- Opening Delimiter -

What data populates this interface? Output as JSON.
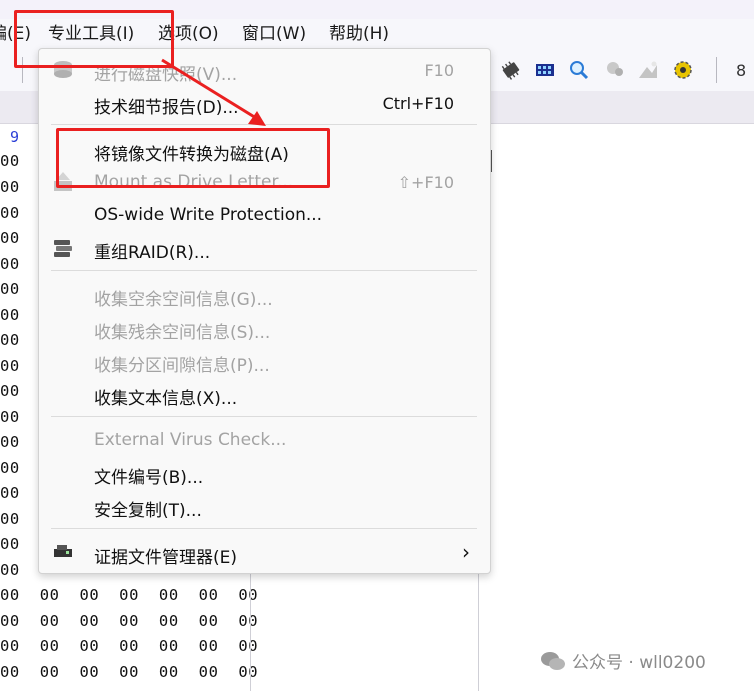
{
  "menubar": {
    "items": [
      {
        "label": "编(E)"
      },
      {
        "label": "专业工具(I)"
      },
      {
        "label": "选项(O)"
      },
      {
        "label": "窗口(W)"
      },
      {
        "label": "帮助(H)"
      }
    ]
  },
  "toolbar": {
    "icons": [
      "chip-icon",
      "ram-icon",
      "search-icon",
      "pin-icon",
      "picture-icon",
      "gear-icon",
      "binary-icon"
    ]
  },
  "hex": {
    "column_header": "9",
    "rows": [
      "00",
      "00",
      "00",
      "00",
      "00",
      "00",
      "00",
      "00",
      "00",
      "00",
      "00",
      "00",
      "00",
      "00",
      "00",
      "00",
      "00"
    ],
    "full_rows": [
      "00  00  00  00  00  00  00",
      "00  00  00  00  00  00  00",
      "00  00  00  00  00  00  00",
      "00  00  00  00  00  00  00",
      "00  00  00  00  00  00  00"
    ]
  },
  "menu": {
    "items": [
      {
        "label": "进行磁盘快照(V)...",
        "shortcut": "F10",
        "disabled": true,
        "icon": "disk-snapshot-icon"
      },
      {
        "label": "技术细节报告(D)...",
        "shortcut": "Ctrl+F10",
        "disabled": false
      },
      {
        "label": "将镜像文件转换为磁盘(A)",
        "shortcut": "",
        "disabled": false
      },
      {
        "label": "Mount as Drive Letter...",
        "shortcut": "⇧+F10",
        "disabled": true,
        "icon": "mount-icon"
      },
      {
        "label": "OS-wide Write Protection...",
        "shortcut": "",
        "disabled": false
      },
      {
        "label": "重组RAID(R)...",
        "shortcut": "",
        "disabled": false,
        "icon": "raid-icon"
      },
      {
        "label": "收集空余空间信息(G)...",
        "shortcut": "",
        "disabled": true
      },
      {
        "label": "收集残余空间信息(S)...",
        "shortcut": "",
        "disabled": true
      },
      {
        "label": "收集分区间隙信息(P)...",
        "shortcut": "",
        "disabled": true
      },
      {
        "label": "收集文本信息(X)...",
        "shortcut": "",
        "disabled": false
      },
      {
        "label": "External Virus Check...",
        "shortcut": "",
        "disabled": true
      },
      {
        "label": "文件编号(B)...",
        "shortcut": "",
        "disabled": false
      },
      {
        "label": "安全复制(T)...",
        "shortcut": "",
        "disabled": false
      },
      {
        "label": "证据文件管理器(E)",
        "shortcut": "",
        "disabled": false,
        "icon": "evidence-icon",
        "submenu_arrow": "›"
      }
    ]
  },
  "watermark": "公众号 · wll0200",
  "colors": {
    "highlight_box": "#ea2020",
    "disabled_text": "#a3a3a3",
    "hex_header": "#2b3fd6"
  }
}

- Closing Delimiter -

#### [DIRECTIONS]
Please retype the data exactly. The pictures do not go in.

#### [ANSWER BELOW]
What data populates this interface? Output as JSON.
{
  "menubar": {
    "items": [
      {
        "label": "编(E)"
      },
      {
        "label": "专业工具(I)"
      },
      {
        "label": "选项(O)"
      },
      {
        "label": "窗口(W)"
      },
      {
        "label": "帮助(H)"
      }
    ]
  },
  "toolbar": {
    "icons": [
      "chip-icon",
      "ram-icon",
      "search-icon",
      "pin-icon",
      "picture-icon",
      "gear-icon",
      "binary-icon"
    ]
  },
  "hex": {
    "column_header": "9",
    "rows": [
      "00",
      "00",
      "00",
      "00",
      "00",
      "00",
      "00",
      "00",
      "00",
      "00",
      "00",
      "00",
      "00",
      "00",
      "00",
      "00",
      "00"
    ],
    "full_rows": [
      "00  00  00  00  00  00  00",
      "00  00  00  00  00  00  00",
      "00  00  00  00  00  00  00",
      "00  00  00  00  00  00  00",
      "00  00  00  00  00  00  00"
    ]
  },
  "menu": {
    "items": [
      {
        "label": "进行磁盘快照(V)...",
        "shortcut": "F10",
        "disabled": true,
        "icon": "disk-snapshot-icon"
      },
      {
        "label": "技术细节报告(D)...",
        "shortcut": "Ctrl+F10",
        "disabled": false
      },
      {
        "label": "将镜像文件转换为磁盘(A)",
        "shortcut": "",
        "disabled": false
      },
      {
        "label": "Mount as Drive Letter...",
        "shortcut": "⇧+F10",
        "disabled": true,
        "icon": "mount-icon"
      },
      {
        "label": "OS-wide Write Protection...",
        "shortcut": "",
        "disabled": false
      },
      {
        "label": "重组RAID(R)...",
        "shortcut": "",
        "disabled": false,
        "icon": "raid-icon"
      },
      {
        "label": "收集空余空间信息(G)...",
        "shortcut": "",
        "disabled": true
      },
      {
        "label": "收集残余空间信息(S)...",
        "shortcut": "",
        "disabled": true
      },
      {
        "label": "收集分区间隙信息(P)...",
        "shortcut": "",
        "disabled": true
      },
      {
        "label": "收集文本信息(X)...",
        "shortcut": "",
        "disabled": false
      },
      {
        "label": "External Virus Check...",
        "shortcut": "",
        "disabled": true
      },
      {
        "label": "文件编号(B)...",
        "shortcut": "",
        "disabled": false
      },
      {
        "label": "安全复制(T)...",
        "shortcut": "",
        "disabled": false
      },
      {
        "label": "证据文件管理器(E)",
        "shortcut": "",
        "disabled": false,
        "icon": "evidence-icon",
        "submenu_arrow": "›"
      }
    ]
  },
  "watermark": "公众号 · wll0200",
  "colors": {
    "highlight_box": "#ea2020",
    "disabled_text": "#a3a3a3",
    "hex_header": "#2b3fd6"
  }
}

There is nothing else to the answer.